** Instructions for the task **
Repeat the listing in full, word for word.

** Dataset excerpts **
····················

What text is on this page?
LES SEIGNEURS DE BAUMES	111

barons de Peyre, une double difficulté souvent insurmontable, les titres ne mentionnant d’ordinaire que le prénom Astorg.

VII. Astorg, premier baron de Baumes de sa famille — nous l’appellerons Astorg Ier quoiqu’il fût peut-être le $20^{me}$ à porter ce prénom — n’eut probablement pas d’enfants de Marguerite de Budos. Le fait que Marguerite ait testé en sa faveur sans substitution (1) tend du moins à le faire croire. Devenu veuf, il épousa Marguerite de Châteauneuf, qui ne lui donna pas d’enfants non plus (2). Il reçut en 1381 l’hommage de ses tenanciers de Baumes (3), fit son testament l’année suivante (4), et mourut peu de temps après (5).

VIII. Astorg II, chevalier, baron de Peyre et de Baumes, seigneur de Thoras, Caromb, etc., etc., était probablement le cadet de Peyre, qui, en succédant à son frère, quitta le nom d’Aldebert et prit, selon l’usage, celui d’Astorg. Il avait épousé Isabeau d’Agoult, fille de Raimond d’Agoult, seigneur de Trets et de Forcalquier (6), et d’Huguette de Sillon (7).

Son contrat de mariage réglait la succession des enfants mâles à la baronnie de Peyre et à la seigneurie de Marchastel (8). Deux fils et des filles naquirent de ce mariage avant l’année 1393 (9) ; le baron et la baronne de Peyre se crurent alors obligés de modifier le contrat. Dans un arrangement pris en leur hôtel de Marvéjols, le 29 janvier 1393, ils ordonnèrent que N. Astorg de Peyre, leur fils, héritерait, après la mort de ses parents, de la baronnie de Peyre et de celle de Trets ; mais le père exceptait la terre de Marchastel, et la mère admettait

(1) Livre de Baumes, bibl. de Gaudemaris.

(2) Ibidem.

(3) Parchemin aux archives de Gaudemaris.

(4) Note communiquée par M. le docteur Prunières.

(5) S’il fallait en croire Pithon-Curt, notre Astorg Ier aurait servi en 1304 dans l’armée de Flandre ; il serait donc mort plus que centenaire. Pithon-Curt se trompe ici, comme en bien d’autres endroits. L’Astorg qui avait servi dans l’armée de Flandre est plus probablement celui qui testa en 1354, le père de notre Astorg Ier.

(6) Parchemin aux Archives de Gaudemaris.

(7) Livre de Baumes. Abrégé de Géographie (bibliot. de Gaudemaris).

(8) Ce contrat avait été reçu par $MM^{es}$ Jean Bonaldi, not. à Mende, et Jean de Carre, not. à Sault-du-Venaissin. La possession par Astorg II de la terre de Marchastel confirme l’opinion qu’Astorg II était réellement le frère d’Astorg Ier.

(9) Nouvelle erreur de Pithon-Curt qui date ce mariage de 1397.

····················

** Output for this exercise **
What text is on this page?
LES SEIGNEURS DE BAUMES	111

barons de Peyre, une double difficulté souvent insurmontable, les titres ne mentionnant d’ordinaire que le prénom Astorg.

VII. Astorg, premier baron de Baumes de sa famille — nous l’appellerons Astorg Ier quoiqu’il fût peut-être le $20^{me}$ à porter ce prénom — n’eut probablement pas d’enfants de Marguerite de Budos. Le fait que Marguerite ait testé en sa faveur sans substitution (1) tend du moins à le faire croire. Devenu veuf, il épousa Marguerite de Châteauneuf, qui ne lui donna pas d’enfants non plus (2). Il reçut en 1381 l’hommage de ses tenanciers de Baumes (3), fit son testament l’année suivante (4), et mourut peu de temps après (5).

VIII. Astorg II, chevalier, baron de Peyre et de Baumes, seigneur de Thoras, Caromb, etc., etc., était probablement le cadet de Peyre, qui, en succédant à son frère, quitta le nom d’Aldebert et prit, selon l’usage, celui d’Astorg. Il avait épousé Isabeau d’Agoult, fille de Raimond d’Agoult, seigneur de Trets et de Forcalquier (6), et d’Huguette de Sillon (7).

Son contrat de mariage réglait la succession des enfants mâles à la baronnie de Peyre et à la seigneurie de Marchastel (8). Deux fils et des filles naquirent de ce mariage avant l’année 1393 (9) ; le baron et la baronne de Peyre se crurent alors obligés de modifier le contrat. Dans un arrangement pris en leur hôtel de Marvéjols, le 29 janvier 1393, ils ordonnèrent que N. Astorg de Peyre, leur fils, héritерait, après la mort de ses parents, de la baronnie de Peyre et de celle de Trets ; mais le père exceptait la terre de Marchastel, et la mère admettait

(1) Livre de Baumes, bibl. de Gaudemaris.

(2) Ibidem.

(3) Parchemin aux archives de Gaudemaris.

(4) Note communiquée par M. le docteur Prunières.

(5) S’il fallait en croire Pithon-Curt, notre Astorg Ier aurait servi en 1304 dans l’armée de Flandre ; il serait donc mort plus que centenaire. Pithon-Curt se trompe ici, comme en bien d’autres endroits. L’Astorg qui avait servi dans l’armée de Flandre est plus probablement celui qui testa en 1354, le père de notre Astorg Ier.

(6) Parchemin aux Archives de Gaudemaris.

(7) Livre de Baumes. Abrégé de Géographie (bibliot. de Gaudemaris).

(8) Ce contrat avait été reçu par $MM^{es}$ Jean Bonaldi, not. à Mende, et Jean de Carre, not. à Sault-du-Venaissin. La possession par Astorg II de la terre de Marchastel confirme l’opinion qu’Astorg II était réellement le frère d’Astorg Ier.

(9) Nouvelle erreur de Pithon-Curt qui date ce mariage de 1397.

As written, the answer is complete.